● RECORDS FOR THIS TASK
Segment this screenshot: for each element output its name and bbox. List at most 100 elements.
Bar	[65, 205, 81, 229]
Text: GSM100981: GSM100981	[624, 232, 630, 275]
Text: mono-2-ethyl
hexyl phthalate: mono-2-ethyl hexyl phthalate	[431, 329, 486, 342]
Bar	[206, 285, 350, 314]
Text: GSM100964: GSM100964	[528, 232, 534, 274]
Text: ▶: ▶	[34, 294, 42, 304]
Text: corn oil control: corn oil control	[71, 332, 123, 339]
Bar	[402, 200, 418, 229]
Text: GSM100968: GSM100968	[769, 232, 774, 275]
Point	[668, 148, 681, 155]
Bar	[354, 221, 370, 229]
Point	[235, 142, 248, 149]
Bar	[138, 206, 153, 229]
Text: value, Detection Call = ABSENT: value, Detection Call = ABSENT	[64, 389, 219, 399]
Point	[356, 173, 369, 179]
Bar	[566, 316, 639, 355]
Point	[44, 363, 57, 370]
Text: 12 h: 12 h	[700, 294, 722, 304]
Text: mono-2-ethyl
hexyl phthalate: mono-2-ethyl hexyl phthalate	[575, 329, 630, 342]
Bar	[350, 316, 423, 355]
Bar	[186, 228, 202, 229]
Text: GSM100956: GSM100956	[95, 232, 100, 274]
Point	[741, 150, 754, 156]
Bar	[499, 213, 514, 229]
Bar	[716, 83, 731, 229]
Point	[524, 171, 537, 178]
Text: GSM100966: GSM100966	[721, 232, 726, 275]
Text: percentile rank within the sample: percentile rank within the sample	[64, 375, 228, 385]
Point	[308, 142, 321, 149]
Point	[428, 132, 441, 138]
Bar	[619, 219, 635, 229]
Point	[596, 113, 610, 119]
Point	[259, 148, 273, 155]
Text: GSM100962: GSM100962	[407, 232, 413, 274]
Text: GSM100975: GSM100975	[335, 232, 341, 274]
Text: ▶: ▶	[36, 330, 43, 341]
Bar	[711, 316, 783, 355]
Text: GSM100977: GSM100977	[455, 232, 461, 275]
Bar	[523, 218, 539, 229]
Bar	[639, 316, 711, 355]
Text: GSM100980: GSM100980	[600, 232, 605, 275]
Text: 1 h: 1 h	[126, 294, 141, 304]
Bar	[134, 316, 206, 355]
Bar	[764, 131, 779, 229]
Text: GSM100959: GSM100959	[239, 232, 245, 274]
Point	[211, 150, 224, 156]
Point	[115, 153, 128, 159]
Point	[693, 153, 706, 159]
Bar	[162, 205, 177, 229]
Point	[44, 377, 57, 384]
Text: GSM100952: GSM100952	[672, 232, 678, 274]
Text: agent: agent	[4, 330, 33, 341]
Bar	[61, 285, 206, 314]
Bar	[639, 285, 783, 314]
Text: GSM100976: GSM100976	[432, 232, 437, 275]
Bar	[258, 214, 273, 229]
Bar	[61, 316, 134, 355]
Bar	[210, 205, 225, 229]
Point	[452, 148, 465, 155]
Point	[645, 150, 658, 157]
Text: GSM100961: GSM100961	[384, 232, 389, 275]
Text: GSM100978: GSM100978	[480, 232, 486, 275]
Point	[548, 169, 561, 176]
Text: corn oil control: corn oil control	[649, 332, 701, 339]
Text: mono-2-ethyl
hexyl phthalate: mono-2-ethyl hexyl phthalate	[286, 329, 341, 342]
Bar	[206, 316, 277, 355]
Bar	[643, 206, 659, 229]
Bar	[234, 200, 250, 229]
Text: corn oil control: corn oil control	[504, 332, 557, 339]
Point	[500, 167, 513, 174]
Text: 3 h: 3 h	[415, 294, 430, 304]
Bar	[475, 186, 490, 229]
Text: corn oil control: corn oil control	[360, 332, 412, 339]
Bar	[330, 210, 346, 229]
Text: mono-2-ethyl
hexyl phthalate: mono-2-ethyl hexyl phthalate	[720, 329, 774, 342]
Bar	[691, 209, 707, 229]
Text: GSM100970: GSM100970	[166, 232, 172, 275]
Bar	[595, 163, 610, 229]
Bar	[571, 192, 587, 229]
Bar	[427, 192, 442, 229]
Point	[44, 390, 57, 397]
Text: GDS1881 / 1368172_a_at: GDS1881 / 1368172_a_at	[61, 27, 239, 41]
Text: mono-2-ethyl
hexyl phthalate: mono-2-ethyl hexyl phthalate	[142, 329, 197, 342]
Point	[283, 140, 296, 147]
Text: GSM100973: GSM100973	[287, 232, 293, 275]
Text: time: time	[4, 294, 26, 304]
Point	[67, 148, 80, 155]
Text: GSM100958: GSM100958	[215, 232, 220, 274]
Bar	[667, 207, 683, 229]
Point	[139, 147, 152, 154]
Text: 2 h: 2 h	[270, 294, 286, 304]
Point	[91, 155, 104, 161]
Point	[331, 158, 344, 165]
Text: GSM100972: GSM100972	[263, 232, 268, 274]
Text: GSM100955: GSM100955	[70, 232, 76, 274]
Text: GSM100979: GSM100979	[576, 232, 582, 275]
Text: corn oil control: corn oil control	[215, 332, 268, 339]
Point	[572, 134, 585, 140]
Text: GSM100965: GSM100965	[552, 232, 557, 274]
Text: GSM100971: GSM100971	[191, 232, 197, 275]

● EXERCISE OBJECTIVE
Print all of the entries above again, line for line, with no changes.

● TASK OUTPUT
Segment this screenshot: for each element output its name and bbox. List at most 100 elements.
Bar	[65, 205, 81, 229]
Text: GSM100981: GSM100981	[624, 232, 630, 275]
Text: mono-2-ethyl
hexyl phthalate: mono-2-ethyl hexyl phthalate	[431, 329, 486, 342]
Bar	[206, 285, 350, 314]
Text: GSM100964: GSM100964	[528, 232, 534, 274]
Text: ▶: ▶	[34, 294, 42, 304]
Text: corn oil control: corn oil control	[71, 332, 123, 339]
Bar	[402, 200, 418, 229]
Text: GSM100968: GSM100968	[769, 232, 774, 275]
Point	[668, 148, 681, 155]
Bar	[354, 221, 370, 229]
Point	[235, 142, 248, 149]
Bar	[138, 206, 153, 229]
Text: value, Detection Call = ABSENT: value, Detection Call = ABSENT	[64, 389, 219, 399]
Point	[356, 173, 369, 179]
Bar	[566, 316, 639, 355]
Point	[44, 363, 57, 370]
Text: 12 h: 12 h	[700, 294, 722, 304]
Text: mono-2-ethyl
hexyl phthalate: mono-2-ethyl hexyl phthalate	[575, 329, 630, 342]
Bar	[350, 316, 423, 355]
Bar	[186, 228, 202, 229]
Text: GSM100956: GSM100956	[95, 232, 100, 274]
Point	[741, 150, 754, 156]
Bar	[499, 213, 514, 229]
Bar	[716, 83, 731, 229]
Point	[524, 171, 537, 178]
Text: GSM100966: GSM100966	[721, 232, 726, 275]
Text: percentile rank within the sample: percentile rank within the sample	[64, 375, 228, 385]
Point	[308, 142, 321, 149]
Point	[428, 132, 441, 138]
Bar	[619, 219, 635, 229]
Point	[596, 113, 610, 119]
Point	[259, 148, 273, 155]
Text: GSM100962: GSM100962	[407, 232, 413, 274]
Text: GSM100975: GSM100975	[335, 232, 341, 274]
Text: ▶: ▶	[36, 330, 43, 341]
Bar	[711, 316, 783, 355]
Text: GSM100977: GSM100977	[455, 232, 461, 275]
Bar	[523, 218, 539, 229]
Bar	[639, 316, 711, 355]
Text: GSM100980: GSM100980	[600, 232, 605, 275]
Text: 1 h: 1 h	[126, 294, 141, 304]
Bar	[134, 316, 206, 355]
Bar	[764, 131, 779, 229]
Text: GSM100959: GSM100959	[239, 232, 245, 274]
Point	[211, 150, 224, 156]
Point	[115, 153, 128, 159]
Point	[693, 153, 706, 159]
Bar	[162, 205, 177, 229]
Point	[44, 377, 57, 384]
Text: GSM100952: GSM100952	[672, 232, 678, 274]
Text: agent: agent	[4, 330, 33, 341]
Bar	[61, 285, 206, 314]
Bar	[639, 285, 783, 314]
Text: GSM100976: GSM100976	[432, 232, 437, 275]
Bar	[258, 214, 273, 229]
Bar	[61, 316, 134, 355]
Bar	[210, 205, 225, 229]
Point	[452, 148, 465, 155]
Point	[645, 150, 658, 157]
Text: GSM100961: GSM100961	[384, 232, 389, 275]
Text: GSM100978: GSM100978	[480, 232, 486, 275]
Point	[548, 169, 561, 176]
Text: corn oil control: corn oil control	[649, 332, 701, 339]
Text: mono-2-ethyl
hexyl phthalate: mono-2-ethyl hexyl phthalate	[286, 329, 341, 342]
Bar	[206, 316, 277, 355]
Bar	[643, 206, 659, 229]
Bar	[234, 200, 250, 229]
Text: corn oil control: corn oil control	[504, 332, 557, 339]
Point	[500, 167, 513, 174]
Text: 3 h: 3 h	[415, 294, 430, 304]
Bar	[475, 186, 490, 229]
Text: corn oil control: corn oil control	[360, 332, 412, 339]
Bar	[330, 210, 346, 229]
Text: mono-2-ethyl
hexyl phthalate: mono-2-ethyl hexyl phthalate	[720, 329, 774, 342]
Bar	[691, 209, 707, 229]
Text: GSM100970: GSM100970	[166, 232, 172, 275]
Bar	[595, 163, 610, 229]
Bar	[571, 192, 587, 229]
Bar	[427, 192, 442, 229]
Point	[44, 390, 57, 397]
Text: GDS1881 / 1368172_a_at: GDS1881 / 1368172_a_at	[61, 27, 239, 41]
Text: mono-2-ethyl
hexyl phthalate: mono-2-ethyl hexyl phthalate	[142, 329, 197, 342]
Point	[283, 140, 296, 147]
Text: GSM100973: GSM100973	[287, 232, 293, 275]
Text: time: time	[4, 294, 26, 304]
Point	[67, 148, 80, 155]
Text: GSM100958: GSM100958	[215, 232, 220, 274]
Bar	[667, 207, 683, 229]
Point	[139, 147, 152, 154]
Text: 2 h: 2 h	[270, 294, 286, 304]
Point	[91, 155, 104, 161]
Point	[331, 158, 344, 165]
Text: GSM100972: GSM100972	[263, 232, 268, 274]
Text: GSM100955: GSM100955	[70, 232, 76, 274]
Text: GSM100979: GSM100979	[576, 232, 582, 275]
Text: corn oil control: corn oil control	[215, 332, 268, 339]
Point	[572, 134, 585, 140]
Text: GSM100965: GSM100965	[552, 232, 557, 274]
Text: GSM100971: GSM100971	[191, 232, 197, 275]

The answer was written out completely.